# [What is needed]
Copy every entry exactly as given, minus the images.

# [Dataset records]

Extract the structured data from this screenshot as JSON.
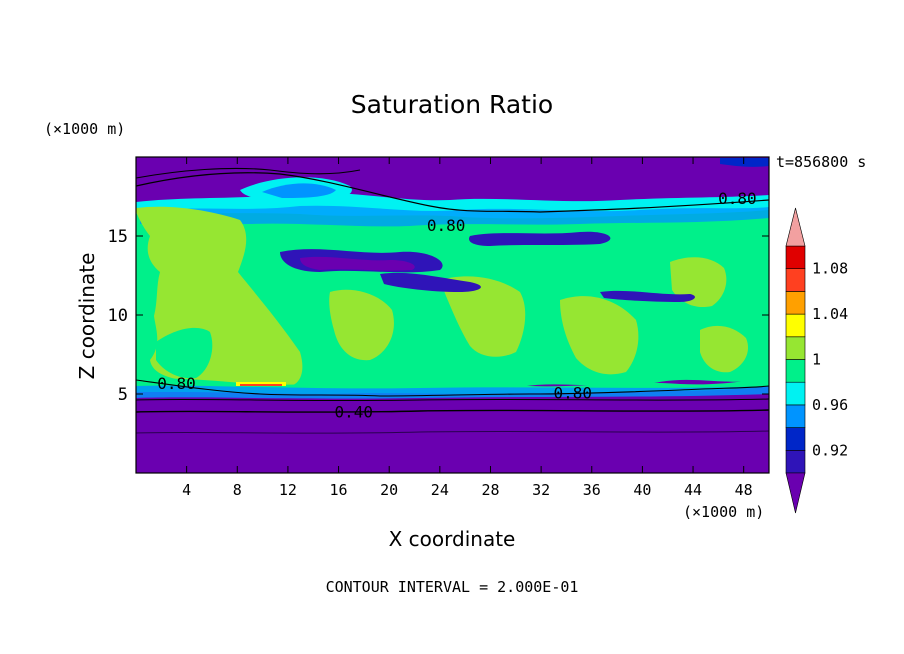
{
  "chart_data": {
    "type": "heatmap",
    "title": "Saturation Ratio",
    "xlabel": "X coordinate",
    "ylabel": "Z coordinate",
    "x_unit": "(×1000 m)",
    "y_unit": "(×1000 m)",
    "time_label": "t=856800 s",
    "footer": "CONTOUR INTERVAL = 2.000E-01",
    "xlim": [
      0,
      50
    ],
    "ylim": [
      0,
      20
    ],
    "x_ticks": [
      4,
      8,
      12,
      16,
      20,
      24,
      28,
      32,
      36,
      40,
      44,
      48
    ],
    "y_ticks": [
      5,
      10,
      15
    ],
    "contour_labels": [
      {
        "text": "0.80",
        "x": 47.5,
        "y": 17.4
      },
      {
        "text": "0.80",
        "x": 24.5,
        "y": 15.7
      },
      {
        "text": "0.80",
        "x": 3.2,
        "y": 5.7
      },
      {
        "text": "0.80",
        "x": 34.5,
        "y": 5.1
      },
      {
        "text": "0.40",
        "x": 17.2,
        "y": 3.9
      }
    ],
    "colorbar": {
      "levels": [
        0.9,
        0.92,
        0.94,
        0.96,
        0.98,
        1.0,
        1.02,
        1.04,
        1.06,
        1.08,
        1.1
      ],
      "labels": [
        "0.92",
        "0.96",
        "1",
        "1.04",
        "1.08"
      ],
      "label_values": [
        0.92,
        0.96,
        1.0,
        1.04,
        1.08
      ],
      "colors": [
        "#6a00b0",
        "#2f14b8",
        "#0026c8",
        "#0094ff",
        "#00f2f2",
        "#00f08a",
        "#96e632",
        "#ffff00",
        "#ffa000",
        "#ff4020",
        "#e00000",
        "#f2a0a0"
      ],
      "extend": "both"
    }
  }
}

# [Response to the exercise]
Extract the structured data from this screenshot as JSON.
{
  "chart_data": {
    "type": "heatmap",
    "title": "Saturation Ratio",
    "xlabel": "X coordinate",
    "ylabel": "Z coordinate",
    "x_unit": "(×1000 m)",
    "y_unit": "(×1000 m)",
    "time_label": "t=856800 s",
    "footer": "CONTOUR INTERVAL = 2.000E-01",
    "xlim": [
      0,
      50
    ],
    "ylim": [
      0,
      20
    ],
    "x_ticks": [
      4,
      8,
      12,
      16,
      20,
      24,
      28,
      32,
      36,
      40,
      44,
      48
    ],
    "y_ticks": [
      5,
      10,
      15
    ],
    "contour_labels": [
      {
        "text": "0.80",
        "x": 47.5,
        "y": 17.4
      },
      {
        "text": "0.80",
        "x": 24.5,
        "y": 15.7
      },
      {
        "text": "0.80",
        "x": 3.2,
        "y": 5.7
      },
      {
        "text": "0.80",
        "x": 34.5,
        "y": 5.1
      },
      {
        "text": "0.40",
        "x": 17.2,
        "y": 3.9
      }
    ],
    "colorbar": {
      "levels": [
        0.9,
        0.92,
        0.94,
        0.96,
        0.98,
        1.0,
        1.02,
        1.04,
        1.06,
        1.08,
        1.1
      ],
      "labels": [
        "0.92",
        "0.96",
        "1",
        "1.04",
        "1.08"
      ],
      "label_values": [
        0.92,
        0.96,
        1.0,
        1.04,
        1.08
      ],
      "colors": [
        "#6a00b0",
        "#2f14b8",
        "#0026c8",
        "#0094ff",
        "#00f2f2",
        "#00f08a",
        "#96e632",
        "#ffff00",
        "#ffa000",
        "#ff4020",
        "#e00000",
        "#f2a0a0"
      ],
      "extend": "both"
    }
  }
}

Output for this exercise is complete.